> **Task**: Transcribe every entry word for word. Skip the pictures.

> **Entries supplied**:
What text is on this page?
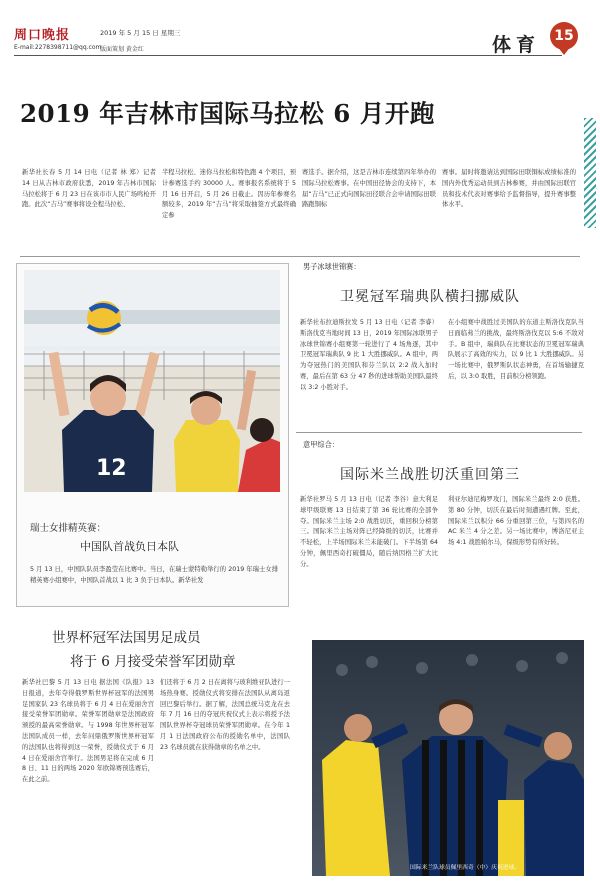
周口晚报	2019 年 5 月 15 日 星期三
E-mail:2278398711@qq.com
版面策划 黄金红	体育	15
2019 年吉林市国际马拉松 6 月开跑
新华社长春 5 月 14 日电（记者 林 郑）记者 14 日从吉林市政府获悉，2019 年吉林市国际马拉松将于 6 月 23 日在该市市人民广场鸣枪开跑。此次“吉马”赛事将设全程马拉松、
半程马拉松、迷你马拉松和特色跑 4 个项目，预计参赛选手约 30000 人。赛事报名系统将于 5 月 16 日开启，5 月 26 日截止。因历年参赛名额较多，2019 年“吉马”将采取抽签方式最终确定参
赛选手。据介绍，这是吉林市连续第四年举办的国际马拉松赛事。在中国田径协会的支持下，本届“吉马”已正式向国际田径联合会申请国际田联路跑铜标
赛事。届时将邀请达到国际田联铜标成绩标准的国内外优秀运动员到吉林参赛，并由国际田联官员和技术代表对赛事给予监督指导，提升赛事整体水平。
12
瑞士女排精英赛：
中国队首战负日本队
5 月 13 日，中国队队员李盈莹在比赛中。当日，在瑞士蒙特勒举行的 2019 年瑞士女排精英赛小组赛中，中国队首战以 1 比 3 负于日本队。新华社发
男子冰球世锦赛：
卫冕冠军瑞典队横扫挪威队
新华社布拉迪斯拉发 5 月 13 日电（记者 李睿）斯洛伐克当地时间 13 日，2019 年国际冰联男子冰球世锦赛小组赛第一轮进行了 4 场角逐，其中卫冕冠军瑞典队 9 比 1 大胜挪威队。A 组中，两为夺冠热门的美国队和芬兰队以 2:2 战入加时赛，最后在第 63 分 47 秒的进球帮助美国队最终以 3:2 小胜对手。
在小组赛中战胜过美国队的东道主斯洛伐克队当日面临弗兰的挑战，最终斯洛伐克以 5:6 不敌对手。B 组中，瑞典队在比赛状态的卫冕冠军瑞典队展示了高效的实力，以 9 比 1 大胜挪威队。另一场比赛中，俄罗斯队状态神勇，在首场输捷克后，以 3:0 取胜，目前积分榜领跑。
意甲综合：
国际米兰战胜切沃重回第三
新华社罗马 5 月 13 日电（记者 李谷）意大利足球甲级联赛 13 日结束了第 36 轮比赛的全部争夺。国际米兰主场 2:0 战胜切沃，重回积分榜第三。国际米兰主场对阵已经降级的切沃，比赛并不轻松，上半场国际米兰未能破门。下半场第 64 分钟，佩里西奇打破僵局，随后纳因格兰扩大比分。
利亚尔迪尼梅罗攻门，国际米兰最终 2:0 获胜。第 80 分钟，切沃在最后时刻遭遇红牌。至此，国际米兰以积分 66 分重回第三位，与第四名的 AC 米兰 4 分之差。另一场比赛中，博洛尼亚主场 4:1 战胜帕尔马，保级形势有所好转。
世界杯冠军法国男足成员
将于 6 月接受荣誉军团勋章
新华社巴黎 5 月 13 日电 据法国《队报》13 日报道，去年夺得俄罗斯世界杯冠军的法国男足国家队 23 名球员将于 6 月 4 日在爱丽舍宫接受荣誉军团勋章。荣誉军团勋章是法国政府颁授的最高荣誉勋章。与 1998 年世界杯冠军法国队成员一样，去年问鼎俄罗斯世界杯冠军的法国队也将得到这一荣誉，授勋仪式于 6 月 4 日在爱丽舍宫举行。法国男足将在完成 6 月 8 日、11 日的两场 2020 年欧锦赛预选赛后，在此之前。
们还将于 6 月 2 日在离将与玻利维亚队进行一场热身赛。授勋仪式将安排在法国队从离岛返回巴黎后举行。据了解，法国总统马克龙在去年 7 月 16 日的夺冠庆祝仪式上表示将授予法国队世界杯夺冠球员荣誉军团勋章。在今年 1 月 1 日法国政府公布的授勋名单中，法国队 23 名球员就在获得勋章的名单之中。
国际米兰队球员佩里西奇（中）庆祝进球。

> **Final answer**:
What text is on this page?
周口晚报	2019 年 5 月 15 日 星期三
E-mail:2278398711@qq.com
版面策划 黄金红	体育	15
2019 年吉林市国际马拉松 6 月开跑
新华社长春 5 月 14 日电（记者 林 郑）记者 14 日从吉林市政府获悉，2019 年吉林市国际马拉松将于 6 月 23 日在该市市人民广场鸣枪开跑。此次“吉马”赛事将设全程马拉松、
半程马拉松、迷你马拉松和特色跑 4 个项目，预计参赛选手约 30000 人。赛事报名系统将于 5 月 16 日开启，5 月 26 日截止。因历年参赛名额较多，2019 年“吉马”将采取抽签方式最终确定参
赛选手。据介绍，这是吉林市连续第四年举办的国际马拉松赛事。在中国田径协会的支持下，本届“吉马”已正式向国际田径联合会申请国际田联路跑铜标
赛事。届时将邀请达到国际田联铜标成绩标准的国内外优秀运动员到吉林参赛，并由国际田联官员和技术代表对赛事给予监督指导，提升赛事整体水平。
12
瑞士女排精英赛：
中国队首战负日本队
5 月 13 日，中国队队员李盈莹在比赛中。当日，在瑞士蒙特勒举行的 2019 年瑞士女排精英赛小组赛中，中国队首战以 1 比 3 负于日本队。新华社发
男子冰球世锦赛：
卫冕冠军瑞典队横扫挪威队
新华社布拉迪斯拉发 5 月 13 日电（记者 李睿）斯洛伐克当地时间 13 日，2019 年国际冰联男子冰球世锦赛小组赛第一轮进行了 4 场角逐，其中卫冕冠军瑞典队 9 比 1 大胜挪威队。A 组中，两为夺冠热门的美国队和芬兰队以 2:2 战入加时赛，最后在第 63 分 47 秒的进球帮助美国队最终以 3:2 小胜对手。
在小组赛中战胜过美国队的东道主斯洛伐克队当日面临弗兰的挑战，最终斯洛伐克以 5:6 不敌对手。B 组中，瑞典队在比赛状态的卫冕冠军瑞典队展示了高效的实力，以 9 比 1 大胜挪威队。另一场比赛中，俄罗斯队状态神勇，在首场输捷克后，以 3:0 取胜，目前积分榜领跑。
意甲综合：
国际米兰战胜切沃重回第三
新华社罗马 5 月 13 日电（记者 李谷）意大利足球甲级联赛 13 日结束了第 36 轮比赛的全部争夺。国际米兰主场 2:0 战胜切沃，重回积分榜第三。国际米兰主场对阵已经降级的切沃，比赛并不轻松，上半场国际米兰未能破门。下半场第 64 分钟，佩里西奇打破僵局，随后纳因格兰扩大比分。
利亚尔迪尼梅罗攻门，国际米兰最终 2:0 获胜。第 80 分钟，切沃在最后时刻遭遇红牌。至此，国际米兰以积分 66 分重回第三位，与第四名的 AC 米兰 4 分之差。另一场比赛中，博洛尼亚主场 4:1 战胜帕尔马，保级形势有所好转。
世界杯冠军法国男足成员
将于 6 月接受荣誉军团勋章
新华社巴黎 5 月 13 日电 据法国《队报》13 日报道，去年夺得俄罗斯世界杯冠军的法国男足国家队 23 名球员将于 6 月 4 日在爱丽舍宫接受荣誉军团勋章。荣誉军团勋章是法国政府颁授的最高荣誉勋章。与 1998 年世界杯冠军法国队成员一样，去年问鼎俄罗斯世界杯冠军的法国队也将得到这一荣誉，授勋仪式于 6 月 4 日在爱丽舍宫举行。法国男足将在完成 6 月 8 日、11 日的两场 2020 年欧锦赛预选赛后，在此之前。
们还将于 6 月 2 日在离将与玻利维亚队进行一场热身赛。授勋仪式将安排在法国队从离岛返回巴黎后举行。据了解，法国总统马克龙在去年 7 月 16 日的夺冠庆祝仪式上表示将授予法国队世界杯夺冠球员荣誉军团勋章。在今年 1 月 1 日法国政府公布的授勋名单中，法国队 23 名球员就在获得勋章的名单之中。
国际米兰队球员佩里西奇（中）庆祝进球。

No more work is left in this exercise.